◆ Stored records ◆
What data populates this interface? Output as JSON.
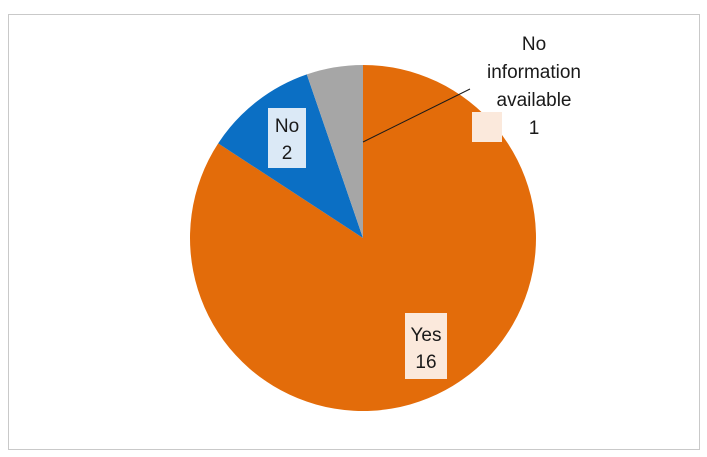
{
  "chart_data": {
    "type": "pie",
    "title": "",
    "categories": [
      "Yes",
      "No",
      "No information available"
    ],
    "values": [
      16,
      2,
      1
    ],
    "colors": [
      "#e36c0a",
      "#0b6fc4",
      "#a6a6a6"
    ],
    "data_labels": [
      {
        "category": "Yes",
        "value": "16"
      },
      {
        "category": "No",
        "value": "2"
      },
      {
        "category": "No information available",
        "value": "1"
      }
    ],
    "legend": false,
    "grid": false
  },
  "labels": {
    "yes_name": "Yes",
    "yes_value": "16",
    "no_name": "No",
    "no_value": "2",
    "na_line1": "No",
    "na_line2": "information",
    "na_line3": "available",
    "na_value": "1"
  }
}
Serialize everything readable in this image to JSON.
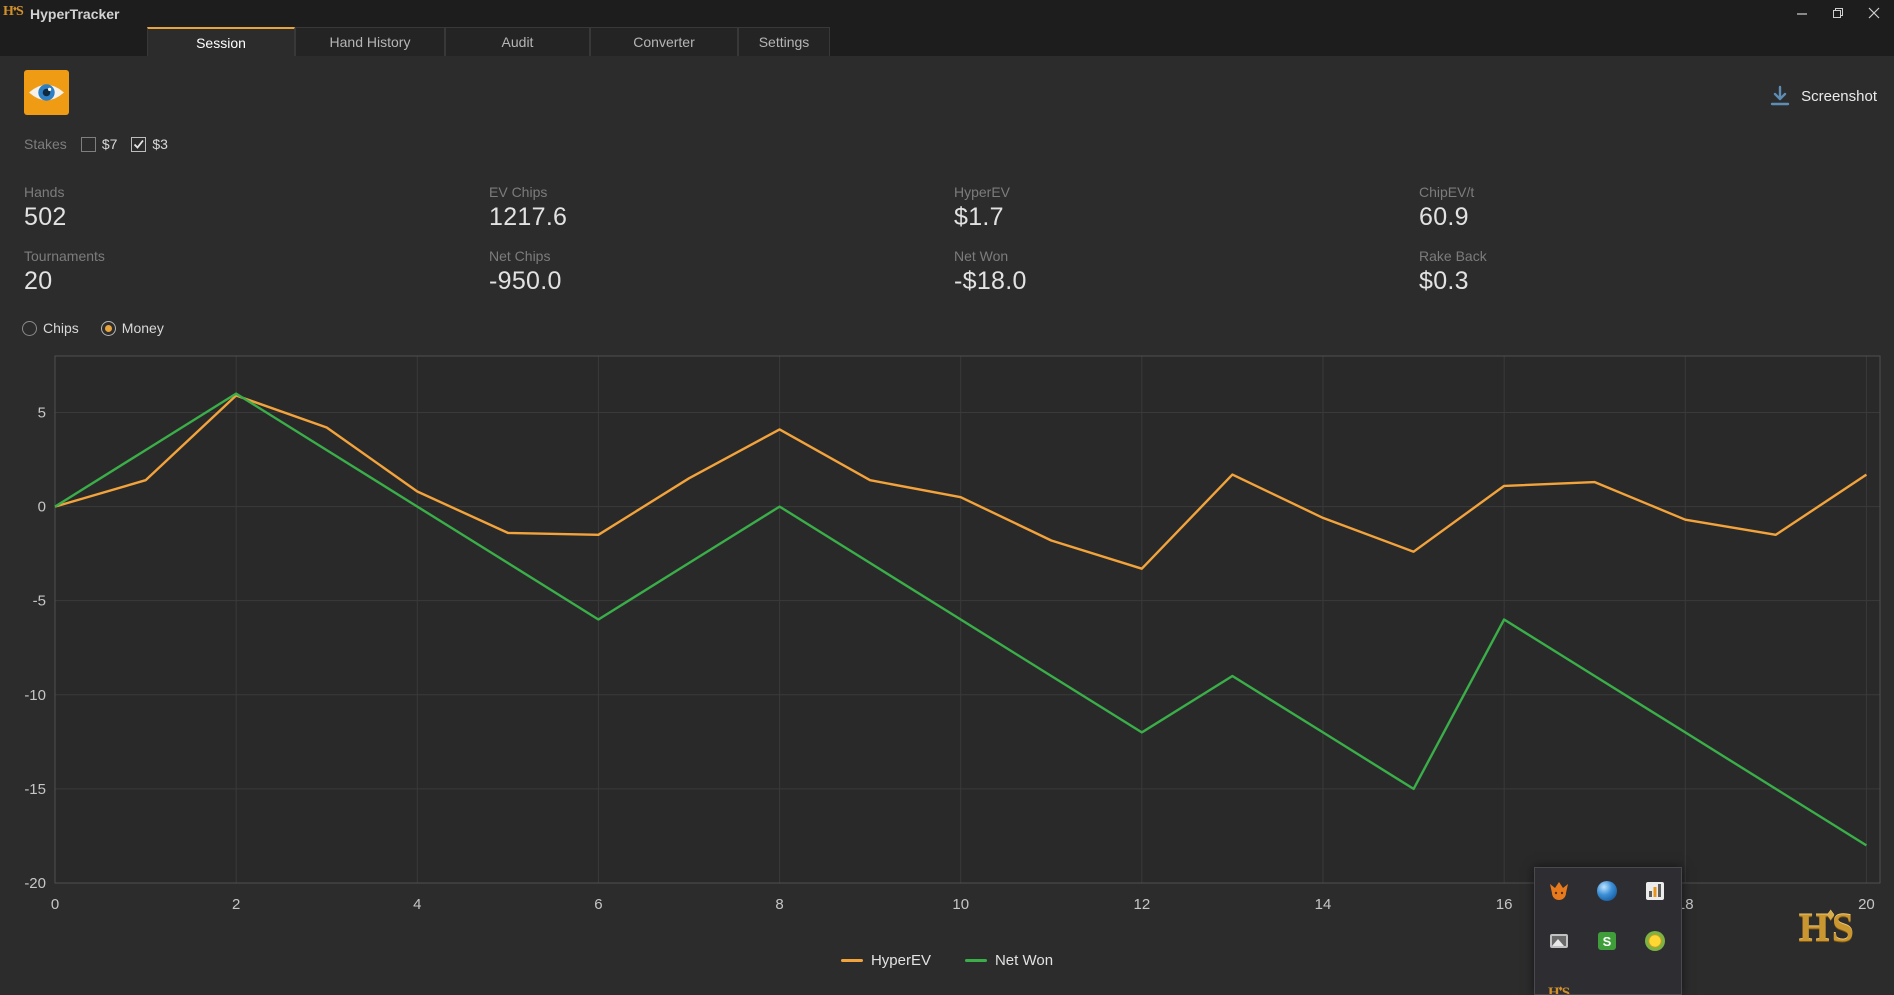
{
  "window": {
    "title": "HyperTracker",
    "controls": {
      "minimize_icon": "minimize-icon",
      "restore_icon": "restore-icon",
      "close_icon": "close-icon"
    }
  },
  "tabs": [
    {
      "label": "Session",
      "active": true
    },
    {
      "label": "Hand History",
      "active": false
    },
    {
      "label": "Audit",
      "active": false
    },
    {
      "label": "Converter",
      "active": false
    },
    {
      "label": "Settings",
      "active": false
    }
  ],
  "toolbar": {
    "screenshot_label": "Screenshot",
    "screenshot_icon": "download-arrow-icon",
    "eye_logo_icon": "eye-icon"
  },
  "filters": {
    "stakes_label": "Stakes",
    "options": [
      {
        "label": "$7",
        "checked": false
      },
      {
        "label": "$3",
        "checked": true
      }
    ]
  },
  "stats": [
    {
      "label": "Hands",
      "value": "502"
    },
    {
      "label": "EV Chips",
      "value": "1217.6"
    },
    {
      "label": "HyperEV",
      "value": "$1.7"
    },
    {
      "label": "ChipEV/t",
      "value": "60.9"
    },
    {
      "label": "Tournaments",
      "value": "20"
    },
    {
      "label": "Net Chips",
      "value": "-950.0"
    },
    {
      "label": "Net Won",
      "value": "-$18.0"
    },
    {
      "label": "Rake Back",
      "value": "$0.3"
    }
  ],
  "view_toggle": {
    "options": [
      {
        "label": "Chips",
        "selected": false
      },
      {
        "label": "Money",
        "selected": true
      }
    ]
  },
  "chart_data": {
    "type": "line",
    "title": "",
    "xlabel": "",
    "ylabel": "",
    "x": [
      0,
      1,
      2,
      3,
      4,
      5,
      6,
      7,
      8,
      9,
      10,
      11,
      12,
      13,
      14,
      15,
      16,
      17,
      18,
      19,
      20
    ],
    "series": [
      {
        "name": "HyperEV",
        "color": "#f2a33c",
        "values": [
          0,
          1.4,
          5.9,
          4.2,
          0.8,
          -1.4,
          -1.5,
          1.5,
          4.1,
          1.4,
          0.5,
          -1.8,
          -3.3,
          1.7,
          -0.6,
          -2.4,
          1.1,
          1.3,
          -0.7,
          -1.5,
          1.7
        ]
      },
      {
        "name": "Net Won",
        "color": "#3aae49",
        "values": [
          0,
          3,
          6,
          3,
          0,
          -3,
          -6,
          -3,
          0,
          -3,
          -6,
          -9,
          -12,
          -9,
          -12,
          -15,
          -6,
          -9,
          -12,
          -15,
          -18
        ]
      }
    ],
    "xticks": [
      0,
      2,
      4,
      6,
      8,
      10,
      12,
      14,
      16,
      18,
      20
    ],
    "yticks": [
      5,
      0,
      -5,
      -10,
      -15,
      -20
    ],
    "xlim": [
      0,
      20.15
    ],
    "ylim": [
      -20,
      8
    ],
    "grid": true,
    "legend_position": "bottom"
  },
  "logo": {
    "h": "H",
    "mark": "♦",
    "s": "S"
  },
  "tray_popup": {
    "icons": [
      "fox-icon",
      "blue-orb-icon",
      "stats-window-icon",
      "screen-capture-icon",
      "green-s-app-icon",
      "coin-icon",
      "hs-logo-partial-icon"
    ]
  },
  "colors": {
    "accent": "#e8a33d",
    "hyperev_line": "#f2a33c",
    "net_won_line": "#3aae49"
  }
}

◆ Work to be completed ◆
Scan the lines for the string "this". Pick out every line that has it.

◆ Exercise output ◆
What data populates this interface? Output as JSON.
Serialize everything readable in this image to JSON.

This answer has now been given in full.